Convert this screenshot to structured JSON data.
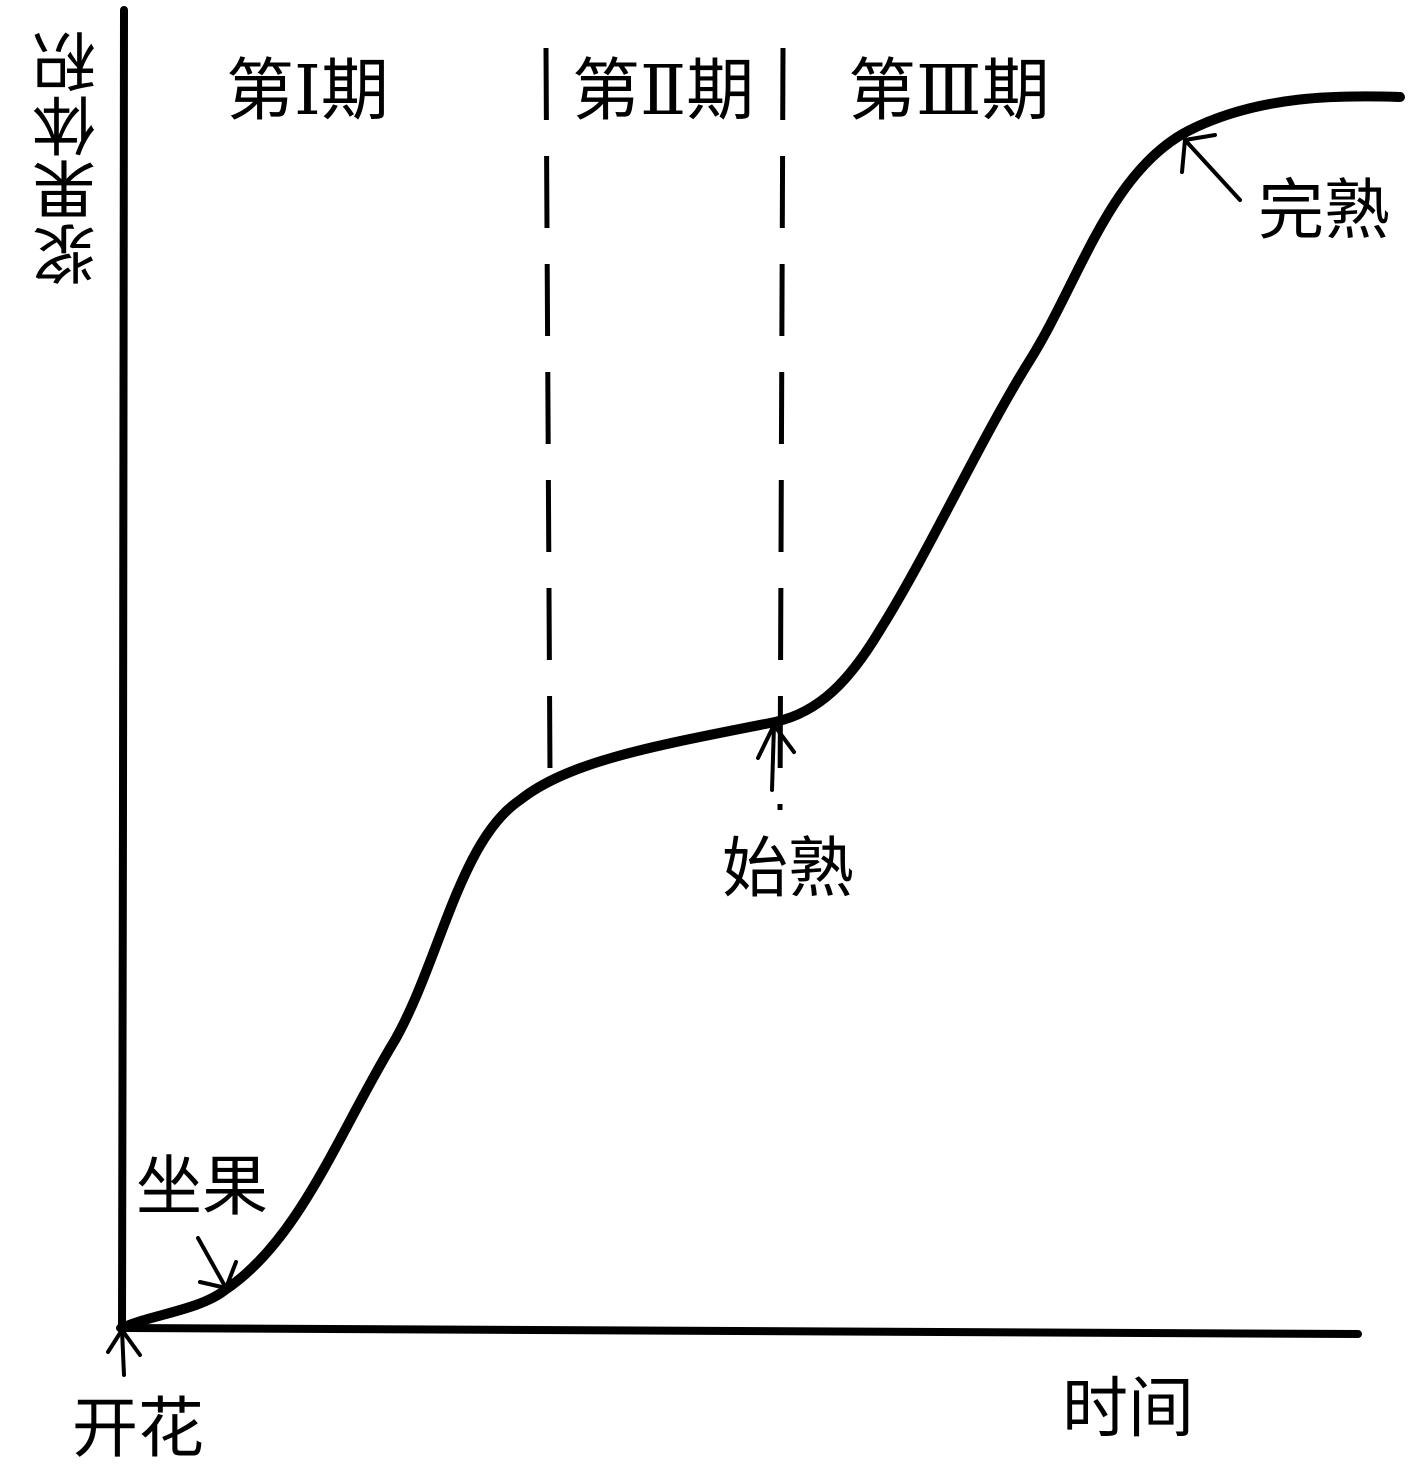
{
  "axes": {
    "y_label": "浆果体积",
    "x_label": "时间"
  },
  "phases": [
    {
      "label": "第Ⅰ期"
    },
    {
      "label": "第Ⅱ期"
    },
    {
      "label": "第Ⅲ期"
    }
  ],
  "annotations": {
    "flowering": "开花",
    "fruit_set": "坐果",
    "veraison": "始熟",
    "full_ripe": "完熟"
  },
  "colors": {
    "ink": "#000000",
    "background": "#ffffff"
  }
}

+--

_What you are asked to do_. Copy every line of the data word for word, omitting the images.

_Exercise output_.
Convert this screenshot to structured JSON data.
{
  "axes": {
    "y_label": "浆果体积",
    "x_label": "时间"
  },
  "phases": [
    {
      "label": "第Ⅰ期"
    },
    {
      "label": "第Ⅱ期"
    },
    {
      "label": "第Ⅲ期"
    }
  ],
  "annotations": {
    "flowering": "开花",
    "fruit_set": "坐果",
    "veraison": "始熟",
    "full_ripe": "完熟"
  },
  "colors": {
    "ink": "#000000",
    "background": "#ffffff"
  }
}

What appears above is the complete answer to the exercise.